## Problem
Show every line in the entries below where the word "screenshot" appears.

## Entries
::::::::::

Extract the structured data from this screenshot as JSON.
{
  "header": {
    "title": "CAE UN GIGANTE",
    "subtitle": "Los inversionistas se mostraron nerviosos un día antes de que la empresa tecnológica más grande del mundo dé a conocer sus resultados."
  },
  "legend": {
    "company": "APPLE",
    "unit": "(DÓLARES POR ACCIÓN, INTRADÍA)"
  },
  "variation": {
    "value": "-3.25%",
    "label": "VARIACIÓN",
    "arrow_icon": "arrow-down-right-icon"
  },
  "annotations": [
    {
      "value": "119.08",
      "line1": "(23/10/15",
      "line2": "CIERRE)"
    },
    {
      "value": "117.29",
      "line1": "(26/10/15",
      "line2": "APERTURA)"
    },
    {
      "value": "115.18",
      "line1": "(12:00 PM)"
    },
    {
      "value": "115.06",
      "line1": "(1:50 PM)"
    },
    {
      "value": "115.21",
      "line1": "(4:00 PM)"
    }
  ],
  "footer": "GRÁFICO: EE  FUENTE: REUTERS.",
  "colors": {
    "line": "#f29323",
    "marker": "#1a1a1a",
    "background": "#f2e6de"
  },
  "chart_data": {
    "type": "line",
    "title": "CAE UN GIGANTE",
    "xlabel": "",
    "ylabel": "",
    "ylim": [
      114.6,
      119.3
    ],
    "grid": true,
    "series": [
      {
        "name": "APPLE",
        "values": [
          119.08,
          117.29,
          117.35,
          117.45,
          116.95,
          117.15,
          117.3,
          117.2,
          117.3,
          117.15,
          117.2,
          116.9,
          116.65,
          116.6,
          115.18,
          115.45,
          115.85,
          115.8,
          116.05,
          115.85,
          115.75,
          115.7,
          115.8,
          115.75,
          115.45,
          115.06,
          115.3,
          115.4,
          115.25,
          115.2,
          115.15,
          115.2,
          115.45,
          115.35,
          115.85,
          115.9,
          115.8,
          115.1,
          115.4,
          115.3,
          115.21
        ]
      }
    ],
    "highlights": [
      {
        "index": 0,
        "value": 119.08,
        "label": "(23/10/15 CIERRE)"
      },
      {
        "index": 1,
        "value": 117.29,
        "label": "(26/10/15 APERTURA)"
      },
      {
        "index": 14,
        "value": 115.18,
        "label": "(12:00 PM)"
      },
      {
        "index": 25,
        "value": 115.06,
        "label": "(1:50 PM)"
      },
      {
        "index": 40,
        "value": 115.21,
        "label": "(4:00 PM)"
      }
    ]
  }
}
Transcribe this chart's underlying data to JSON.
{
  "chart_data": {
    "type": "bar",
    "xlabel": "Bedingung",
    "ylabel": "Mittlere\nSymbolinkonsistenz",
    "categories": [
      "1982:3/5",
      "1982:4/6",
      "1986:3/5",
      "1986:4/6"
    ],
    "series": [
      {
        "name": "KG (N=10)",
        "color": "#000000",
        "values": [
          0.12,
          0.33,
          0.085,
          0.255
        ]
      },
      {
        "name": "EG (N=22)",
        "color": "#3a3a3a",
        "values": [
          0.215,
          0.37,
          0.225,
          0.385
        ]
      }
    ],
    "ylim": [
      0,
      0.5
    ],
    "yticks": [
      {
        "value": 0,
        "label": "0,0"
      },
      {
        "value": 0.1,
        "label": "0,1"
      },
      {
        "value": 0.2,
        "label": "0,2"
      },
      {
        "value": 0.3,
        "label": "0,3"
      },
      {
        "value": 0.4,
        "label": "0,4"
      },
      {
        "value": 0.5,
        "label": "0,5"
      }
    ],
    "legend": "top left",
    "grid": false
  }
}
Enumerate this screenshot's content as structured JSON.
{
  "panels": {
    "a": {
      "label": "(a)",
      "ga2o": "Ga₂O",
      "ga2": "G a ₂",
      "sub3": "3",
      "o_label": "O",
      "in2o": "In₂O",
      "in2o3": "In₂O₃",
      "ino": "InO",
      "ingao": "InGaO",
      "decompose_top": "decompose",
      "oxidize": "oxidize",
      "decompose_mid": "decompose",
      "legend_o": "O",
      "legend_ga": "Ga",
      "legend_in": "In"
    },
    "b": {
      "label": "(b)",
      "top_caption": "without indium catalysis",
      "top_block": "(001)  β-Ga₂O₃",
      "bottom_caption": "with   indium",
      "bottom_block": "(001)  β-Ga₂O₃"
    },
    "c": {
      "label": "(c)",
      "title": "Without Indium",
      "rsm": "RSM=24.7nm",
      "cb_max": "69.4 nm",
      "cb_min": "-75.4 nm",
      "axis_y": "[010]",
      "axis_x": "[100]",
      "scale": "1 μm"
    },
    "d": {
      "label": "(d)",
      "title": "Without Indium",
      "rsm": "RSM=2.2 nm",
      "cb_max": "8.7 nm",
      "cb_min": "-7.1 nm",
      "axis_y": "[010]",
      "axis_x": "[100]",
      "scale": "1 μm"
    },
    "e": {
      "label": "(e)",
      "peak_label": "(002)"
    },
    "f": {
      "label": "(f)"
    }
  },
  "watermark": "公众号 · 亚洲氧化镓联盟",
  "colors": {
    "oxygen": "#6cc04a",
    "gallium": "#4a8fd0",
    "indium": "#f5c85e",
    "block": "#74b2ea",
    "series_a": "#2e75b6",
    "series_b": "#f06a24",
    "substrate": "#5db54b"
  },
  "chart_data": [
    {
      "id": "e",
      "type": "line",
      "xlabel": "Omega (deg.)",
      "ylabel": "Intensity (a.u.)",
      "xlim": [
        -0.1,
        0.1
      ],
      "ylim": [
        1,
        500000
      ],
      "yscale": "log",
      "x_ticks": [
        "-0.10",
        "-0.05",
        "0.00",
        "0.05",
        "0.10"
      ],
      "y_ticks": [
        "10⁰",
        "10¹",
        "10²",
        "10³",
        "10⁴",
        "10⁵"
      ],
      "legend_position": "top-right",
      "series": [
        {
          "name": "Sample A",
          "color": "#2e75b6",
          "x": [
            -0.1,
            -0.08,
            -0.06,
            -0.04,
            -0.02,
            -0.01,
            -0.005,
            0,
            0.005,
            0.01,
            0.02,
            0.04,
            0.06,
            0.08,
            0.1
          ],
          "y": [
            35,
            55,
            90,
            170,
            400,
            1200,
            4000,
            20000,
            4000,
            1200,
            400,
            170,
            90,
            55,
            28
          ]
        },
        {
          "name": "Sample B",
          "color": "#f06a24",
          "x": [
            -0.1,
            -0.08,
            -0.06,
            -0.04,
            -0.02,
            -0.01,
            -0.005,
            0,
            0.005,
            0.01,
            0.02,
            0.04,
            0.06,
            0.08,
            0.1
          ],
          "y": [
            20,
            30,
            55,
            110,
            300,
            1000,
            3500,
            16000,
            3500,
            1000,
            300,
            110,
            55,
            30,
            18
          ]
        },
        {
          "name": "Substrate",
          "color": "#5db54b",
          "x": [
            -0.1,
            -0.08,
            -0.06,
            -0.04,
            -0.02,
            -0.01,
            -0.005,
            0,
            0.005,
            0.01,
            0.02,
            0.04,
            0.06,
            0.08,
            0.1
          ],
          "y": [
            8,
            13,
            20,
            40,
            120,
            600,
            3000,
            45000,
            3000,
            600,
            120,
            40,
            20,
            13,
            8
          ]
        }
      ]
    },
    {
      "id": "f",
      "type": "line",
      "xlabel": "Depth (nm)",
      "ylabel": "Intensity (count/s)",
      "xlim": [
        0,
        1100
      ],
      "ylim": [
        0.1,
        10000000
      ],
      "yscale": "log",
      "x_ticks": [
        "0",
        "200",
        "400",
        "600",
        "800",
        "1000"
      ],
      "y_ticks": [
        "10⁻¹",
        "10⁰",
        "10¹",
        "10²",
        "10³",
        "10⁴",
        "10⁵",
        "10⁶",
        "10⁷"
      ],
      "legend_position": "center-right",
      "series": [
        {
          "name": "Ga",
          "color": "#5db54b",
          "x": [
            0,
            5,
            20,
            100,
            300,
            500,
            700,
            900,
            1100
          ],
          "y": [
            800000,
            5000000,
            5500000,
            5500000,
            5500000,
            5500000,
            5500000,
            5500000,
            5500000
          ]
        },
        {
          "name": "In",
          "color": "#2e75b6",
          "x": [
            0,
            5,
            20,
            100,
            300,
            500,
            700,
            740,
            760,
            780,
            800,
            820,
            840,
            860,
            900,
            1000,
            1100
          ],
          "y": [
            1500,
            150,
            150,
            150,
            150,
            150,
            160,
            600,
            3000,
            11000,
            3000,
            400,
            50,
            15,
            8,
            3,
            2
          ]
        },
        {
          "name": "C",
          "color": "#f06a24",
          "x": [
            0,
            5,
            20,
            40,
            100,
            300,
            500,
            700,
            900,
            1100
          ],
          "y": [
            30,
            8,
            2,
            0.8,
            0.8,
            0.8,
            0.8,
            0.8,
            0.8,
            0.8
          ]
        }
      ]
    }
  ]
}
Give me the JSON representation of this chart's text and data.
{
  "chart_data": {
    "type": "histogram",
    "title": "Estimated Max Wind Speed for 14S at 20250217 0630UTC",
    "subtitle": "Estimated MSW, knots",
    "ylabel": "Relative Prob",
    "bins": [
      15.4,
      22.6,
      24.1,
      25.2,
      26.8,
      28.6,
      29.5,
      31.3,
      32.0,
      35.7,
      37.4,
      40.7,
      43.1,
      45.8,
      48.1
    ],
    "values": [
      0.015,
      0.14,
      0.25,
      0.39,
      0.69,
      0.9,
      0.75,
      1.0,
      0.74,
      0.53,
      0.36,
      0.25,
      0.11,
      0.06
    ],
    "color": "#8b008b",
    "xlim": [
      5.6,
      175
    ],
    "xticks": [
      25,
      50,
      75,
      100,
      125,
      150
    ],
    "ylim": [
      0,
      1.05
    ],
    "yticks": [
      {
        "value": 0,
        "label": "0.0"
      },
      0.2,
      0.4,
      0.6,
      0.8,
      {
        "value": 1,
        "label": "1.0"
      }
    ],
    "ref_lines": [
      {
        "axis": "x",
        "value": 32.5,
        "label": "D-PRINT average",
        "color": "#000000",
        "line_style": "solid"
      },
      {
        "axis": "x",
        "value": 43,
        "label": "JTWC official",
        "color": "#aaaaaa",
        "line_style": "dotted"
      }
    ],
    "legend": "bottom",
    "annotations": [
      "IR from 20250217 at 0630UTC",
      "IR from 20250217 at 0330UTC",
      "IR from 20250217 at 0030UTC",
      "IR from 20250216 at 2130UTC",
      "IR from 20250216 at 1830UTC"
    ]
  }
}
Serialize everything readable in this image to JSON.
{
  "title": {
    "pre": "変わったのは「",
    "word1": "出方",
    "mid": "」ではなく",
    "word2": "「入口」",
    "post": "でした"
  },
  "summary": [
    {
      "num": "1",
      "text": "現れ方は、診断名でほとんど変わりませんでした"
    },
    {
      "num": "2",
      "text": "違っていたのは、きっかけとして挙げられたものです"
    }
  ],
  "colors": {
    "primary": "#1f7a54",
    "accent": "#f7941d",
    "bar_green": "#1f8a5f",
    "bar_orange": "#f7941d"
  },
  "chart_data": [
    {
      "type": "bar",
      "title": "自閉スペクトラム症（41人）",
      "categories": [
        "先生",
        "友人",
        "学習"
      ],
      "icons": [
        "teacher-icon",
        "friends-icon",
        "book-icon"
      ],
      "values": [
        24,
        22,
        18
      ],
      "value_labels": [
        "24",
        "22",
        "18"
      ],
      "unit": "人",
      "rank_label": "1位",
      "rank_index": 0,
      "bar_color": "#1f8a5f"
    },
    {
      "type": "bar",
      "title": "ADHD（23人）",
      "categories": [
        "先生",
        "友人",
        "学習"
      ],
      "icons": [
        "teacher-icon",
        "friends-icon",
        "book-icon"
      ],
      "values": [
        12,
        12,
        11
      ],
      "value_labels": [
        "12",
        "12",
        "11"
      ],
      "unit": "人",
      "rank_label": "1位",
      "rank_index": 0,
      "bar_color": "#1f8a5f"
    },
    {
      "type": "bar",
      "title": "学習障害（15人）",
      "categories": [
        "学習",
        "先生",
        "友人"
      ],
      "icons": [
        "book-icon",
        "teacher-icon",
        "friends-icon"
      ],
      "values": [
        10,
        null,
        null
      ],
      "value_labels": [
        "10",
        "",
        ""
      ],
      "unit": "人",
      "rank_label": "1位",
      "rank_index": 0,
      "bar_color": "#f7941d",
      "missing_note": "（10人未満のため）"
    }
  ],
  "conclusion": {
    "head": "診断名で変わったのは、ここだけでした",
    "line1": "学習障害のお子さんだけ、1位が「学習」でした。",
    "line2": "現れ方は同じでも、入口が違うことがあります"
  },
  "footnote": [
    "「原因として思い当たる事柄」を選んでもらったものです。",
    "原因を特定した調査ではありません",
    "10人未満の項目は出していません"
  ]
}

::::::::::

## Solved exercise
Extract the structured data from this screenshot as JSON.
Enumerate this screenshot's content as structured JSON.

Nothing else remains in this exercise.